▶ [GIVEN EXERCISE]
Every line of the material that follows must be printed again exactly.

▶ [SUPPLIED MATERIAL]
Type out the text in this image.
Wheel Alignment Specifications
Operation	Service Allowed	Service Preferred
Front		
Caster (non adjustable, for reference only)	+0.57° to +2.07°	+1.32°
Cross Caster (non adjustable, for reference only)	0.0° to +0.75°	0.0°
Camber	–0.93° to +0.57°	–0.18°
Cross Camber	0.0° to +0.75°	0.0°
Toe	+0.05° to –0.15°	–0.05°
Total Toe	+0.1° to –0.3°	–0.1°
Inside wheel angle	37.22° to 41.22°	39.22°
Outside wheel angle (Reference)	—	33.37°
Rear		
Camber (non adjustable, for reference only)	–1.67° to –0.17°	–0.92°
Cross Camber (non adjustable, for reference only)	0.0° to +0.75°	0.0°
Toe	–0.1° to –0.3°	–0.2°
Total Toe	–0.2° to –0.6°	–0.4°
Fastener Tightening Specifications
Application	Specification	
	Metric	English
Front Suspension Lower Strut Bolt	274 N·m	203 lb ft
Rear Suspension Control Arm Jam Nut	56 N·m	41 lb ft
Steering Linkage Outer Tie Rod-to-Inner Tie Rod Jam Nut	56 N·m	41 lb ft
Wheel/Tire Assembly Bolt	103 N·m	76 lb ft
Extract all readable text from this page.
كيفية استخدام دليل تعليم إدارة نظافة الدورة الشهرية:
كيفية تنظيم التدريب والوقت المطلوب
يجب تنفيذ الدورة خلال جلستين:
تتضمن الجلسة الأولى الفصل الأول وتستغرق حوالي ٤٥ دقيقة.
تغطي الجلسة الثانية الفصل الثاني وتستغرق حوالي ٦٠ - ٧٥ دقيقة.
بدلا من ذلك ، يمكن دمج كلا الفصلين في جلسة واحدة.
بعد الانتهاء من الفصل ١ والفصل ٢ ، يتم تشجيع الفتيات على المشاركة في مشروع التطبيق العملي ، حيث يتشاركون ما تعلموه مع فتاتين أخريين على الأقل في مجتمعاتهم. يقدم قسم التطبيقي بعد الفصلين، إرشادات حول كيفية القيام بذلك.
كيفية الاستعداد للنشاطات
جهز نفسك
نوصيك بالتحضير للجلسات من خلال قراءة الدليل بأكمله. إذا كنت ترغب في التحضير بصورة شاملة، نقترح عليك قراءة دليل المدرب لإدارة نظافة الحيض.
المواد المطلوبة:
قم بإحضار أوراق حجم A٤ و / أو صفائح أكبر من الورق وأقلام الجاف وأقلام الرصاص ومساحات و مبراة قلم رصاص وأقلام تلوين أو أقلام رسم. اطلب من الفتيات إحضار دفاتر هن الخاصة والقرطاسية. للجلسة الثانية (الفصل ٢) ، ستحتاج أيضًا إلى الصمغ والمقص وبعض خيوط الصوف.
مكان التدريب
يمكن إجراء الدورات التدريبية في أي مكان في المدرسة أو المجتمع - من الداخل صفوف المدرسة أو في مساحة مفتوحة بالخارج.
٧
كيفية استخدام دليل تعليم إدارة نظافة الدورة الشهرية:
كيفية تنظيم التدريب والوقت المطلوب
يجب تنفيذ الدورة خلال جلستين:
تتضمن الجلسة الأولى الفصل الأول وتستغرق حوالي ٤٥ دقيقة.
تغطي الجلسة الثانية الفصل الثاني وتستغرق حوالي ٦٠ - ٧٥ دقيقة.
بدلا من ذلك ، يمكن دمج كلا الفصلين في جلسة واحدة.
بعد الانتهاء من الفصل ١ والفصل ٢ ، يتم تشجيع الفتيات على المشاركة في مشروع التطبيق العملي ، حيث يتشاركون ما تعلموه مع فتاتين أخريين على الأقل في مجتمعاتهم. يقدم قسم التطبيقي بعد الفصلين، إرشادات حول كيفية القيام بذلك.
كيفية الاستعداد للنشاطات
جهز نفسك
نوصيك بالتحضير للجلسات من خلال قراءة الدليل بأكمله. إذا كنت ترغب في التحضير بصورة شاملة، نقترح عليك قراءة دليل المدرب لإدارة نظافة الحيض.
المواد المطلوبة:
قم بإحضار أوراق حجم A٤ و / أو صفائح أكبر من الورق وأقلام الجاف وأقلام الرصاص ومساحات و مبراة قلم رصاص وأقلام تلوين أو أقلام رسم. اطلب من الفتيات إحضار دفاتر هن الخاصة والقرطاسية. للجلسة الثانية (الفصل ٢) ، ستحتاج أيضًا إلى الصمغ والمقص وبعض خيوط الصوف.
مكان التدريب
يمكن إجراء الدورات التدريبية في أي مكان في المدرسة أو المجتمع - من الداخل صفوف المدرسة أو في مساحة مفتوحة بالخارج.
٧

▶ [REPLY TO THE TASK]
Type out the text in this image.
Wheel Alignment Specifications
Operation	Service Allowed	Service Preferred
Front		
Caster (non adjustable, for reference only)	+0.57° to +2.07°	+1.32°
Cross Caster (non adjustable, for reference only)	0.0° to +0.75°	0.0°
Camber	–0.93° to +0.57°	–0.18°
Cross Camber	0.0° to +0.75°	0.0°
Toe	+0.05° to –0.15°	–0.05°
Total Toe	+0.1° to –0.3°	–0.1°
Inside wheel angle	37.22° to 41.22°	39.22°
Outside wheel angle (Reference)	—	33.37°
Rear		
Camber (non adjustable, for reference only)	–1.67° to –0.17°	–0.92°
Cross Camber (non adjustable, for reference only)	0.0° to +0.75°	0.0°
Toe	–0.1° to –0.3°	–0.2°
Total Toe	–0.2° to –0.6°	–0.4°
Fastener Tightening Specifications
Application	Specification	
	Metric	English
Front Suspension Lower Strut Bolt	274 N·m	203 lb ft
Rear Suspension Control Arm Jam Nut	56 N·m	41 lb ft
Steering Linkage Outer Tie Rod-to-Inner Tie Rod Jam Nut	56 N·m	41 lb ft
Wheel/Tire Assembly Bolt	103 N·m	76 lb ft
Extract all readable text from this page.
كيفية استخدام دليل تعليم إدارة نظافة الدورة الشهرية:
كيفية تنظيم التدريب والوقت المطلوب
يجب تنفيذ الدورة خلال جلستين:
تتضمن الجلسة الأولى الفصل الأول وتستغرق حوالي ٤٥ دقيقة.
تغطي الجلسة الثانية الفصل الثاني وتستغرق حوالي ٦٠ - ٧٥ دقيقة.
بدلا من ذلك ، يمكن دمج كلا الفصلين في جلسة واحدة.
بعد الانتهاء من الفصل ١ والفصل ٢ ، يتم تشجيع الفتيات على المشاركة في مشروع التطبيق العملي ، حيث يتشاركون ما تعلموه مع فتاتين أخريين على الأقل في مجتمعاتهم. يقدم قسم التطبيقي بعد الفصلين، إرشادات حول كيفية القيام بذلك.
كيفية الاستعداد للنشاطات
جهز نفسك
نوصيك بالتحضير للجلسات من خلال قراءة الدليل بأكمله. إذا كنت ترغب في التحضير بصورة شاملة، نقترح عليك قراءة دليل المدرب لإدارة نظافة الحيض.
المواد المطلوبة:
قم بإحضار أوراق حجم A٤ و / أو صفائح أكبر من الورق وأقلام الجاف وأقلام الرصاص ومساحات و مبراة قلم رصاص وأقلام تلوين أو أقلام رسم. اطلب من الفتيات إحضار دفاتر هن الخاصة والقرطاسية. للجلسة الثانية (الفصل ٢) ، ستحتاج أيضًا إلى الصمغ والمقص وبعض خيوط الصوف.
مكان التدريب
يمكن إجراء الدورات التدريبية في أي مكان في المدرسة أو المجتمع - من الداخل صفوف المدرسة أو في مساحة مفتوحة بالخارج.
٧
كيفية استخدام دليل تعليم إدارة نظافة الدورة الشهرية:
كيفية تنظيم التدريب والوقت المطلوب
يجب تنفيذ الدورة خلال جلستين:
تتضمن الجلسة الأولى الفصل الأول وتستغرق حوالي ٤٥ دقيقة.
تغطي الجلسة الثانية الفصل الثاني وتستغرق حوالي ٦٠ - ٧٥ دقيقة.
بدلا من ذلك ، يمكن دمج كلا الفصلين في جلسة واحدة.
بعد الانتهاء من الفصل ١ والفصل ٢ ، يتم تشجيع الفتيات على المشاركة في مشروع التطبيق العملي ، حيث يتشاركون ما تعلموه مع فتاتين أخريين على الأقل في مجتمعاتهم. يقدم قسم التطبيقي بعد الفصلين، إرشادات حول كيفية القيام بذلك.
كيفية الاستعداد للنشاطات
جهز نفسك
نوصيك بالتحضير للجلسات من خلال قراءة الدليل بأكمله. إذا كنت ترغب في التحضير بصورة شاملة، نقترح عليك قراءة دليل المدرب لإدارة نظافة الحيض.
المواد المطلوبة:
قم بإحضار أوراق حجم A٤ و / أو صفائح أكبر من الورق وأقلام الجاف وأقلام الرصاص ومساحات و مبراة قلم رصاص وأقلام تلوين أو أقلام رسم. اطلب من الفتيات إحضار دفاتر هن الخاصة والقرطاسية. للجلسة الثانية (الفصل ٢) ، ستحتاج أيضًا إلى الصمغ والمقص وبعض خيوط الصوف.
مكان التدريب
يمكن إجراء الدورات التدريبية في أي مكان في المدرسة أو المجتمع - من الداخل صفوف المدرسة أو في مساحة مفتوحة بالخارج.
٧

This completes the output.